##### MATERIAL FOR THE TASK

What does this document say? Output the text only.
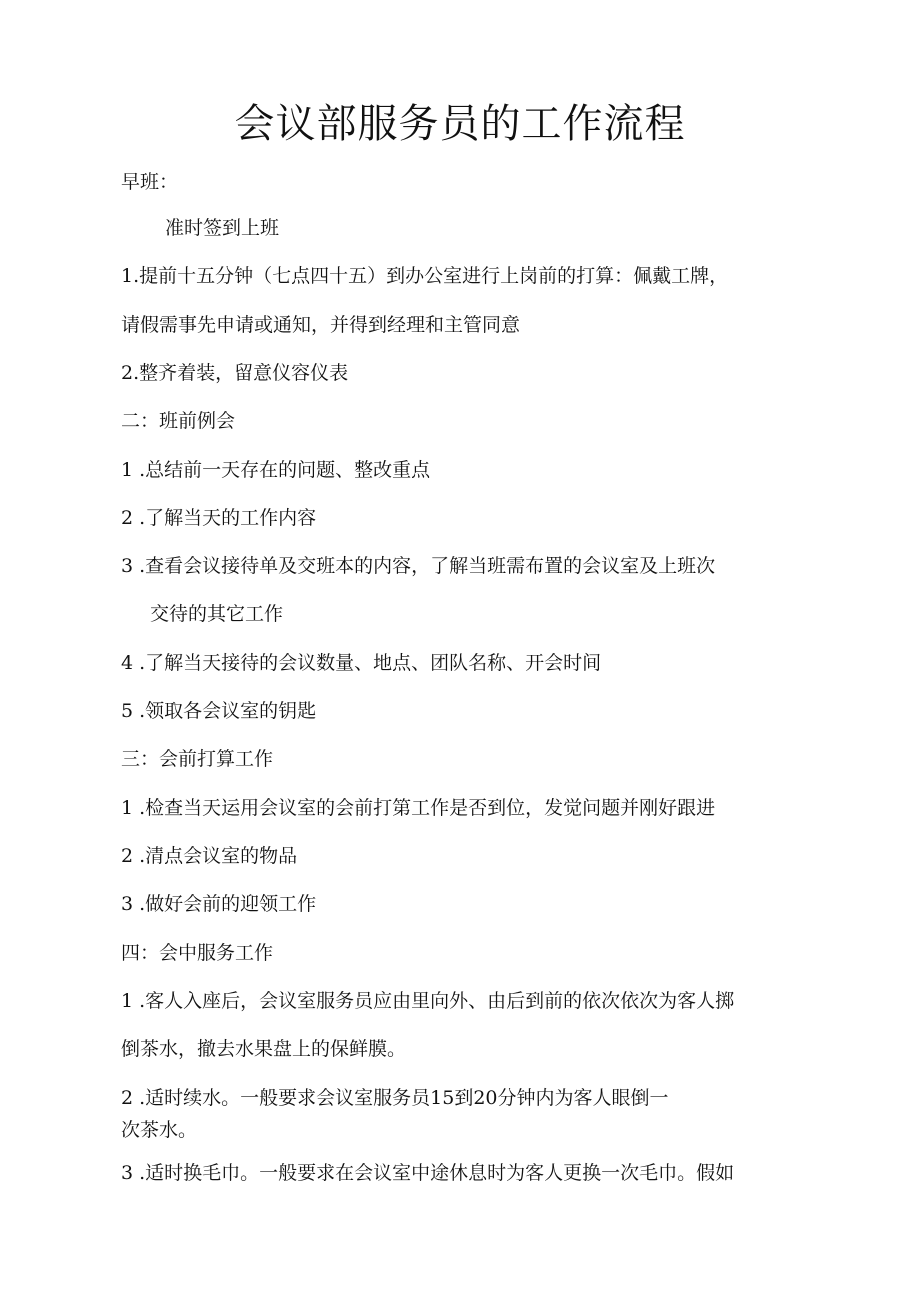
会议部服务员的工作流程
早班：
准时签到上班
1.提前十五分钟（七点四十五）到办公室进行上岗前的打算：佩戴工牌，
请假需事先申请或通知，并得到经理和主管同意
2.整齐着装，留意仪容仪表
二：班前例会
1 .总结前一天存在的问题、整改重点
2 .了解当天的工作内容
3 .查看会议接待单及交班本的内容，了解当班需布置的会议室及上班次
交待的其它工作
4 .了解当天接待的会议数量、地点、团队名称、开会时间
5 .领取各会议室的钥匙
三：会前打算工作
1 .检查当天运用会议室的会前打第工作是否到位，发觉问题并刚好跟进
2 .清点会议室的物品
3 .做好会前的迎领工作
四：会中服务工作
1 .客人入座后，会议室服务员应由里向外、由后到前的依次依次为客人掷
倒茶水，撤去水果盘上的保鲜膜。
2 .适时续水。一般要求会议室服务员15到20分钟内为客人眼倒一
次茶水。
3 .适时换毛巾。一般要求在会议室中途休息时为客人更换一次毛巾。假如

##########

**REQUIRED TASK**
Copy out each line word for word, please, skipping the images.

**ANSWER TO THE EXERCISE**
What does this document say? Output the text only.
会议部服务员的工作流程
早班：
准时签到上班
1.提前十五分钟（七点四十五）到办公室进行上岗前的打算：佩戴工牌，
请假需事先申请或通知，并得到经理和主管同意
2.整齐着装，留意仪容仪表
二：班前例会
1 .总结前一天存在的问题、整改重点
2 .了解当天的工作内容
3 .查看会议接待单及交班本的内容，了解当班需布置的会议室及上班次
交待的其它工作
4 .了解当天接待的会议数量、地点、团队名称、开会时间
5 .领取各会议室的钥匙
三：会前打算工作
1 .检查当天运用会议室的会前打第工作是否到位，发觉问题并刚好跟进
2 .清点会议室的物品
3 .做好会前的迎领工作
四：会中服务工作
1 .客人入座后，会议室服务员应由里向外、由后到前的依次依次为客人掷
倒茶水，撤去水果盘上的保鲜膜。
2 .适时续水。一般要求会议室服务员15到20分钟内为客人眼倒一
次茶水。
3 .适时换毛巾。一般要求在会议室中途休息时为客人更换一次毛巾。假如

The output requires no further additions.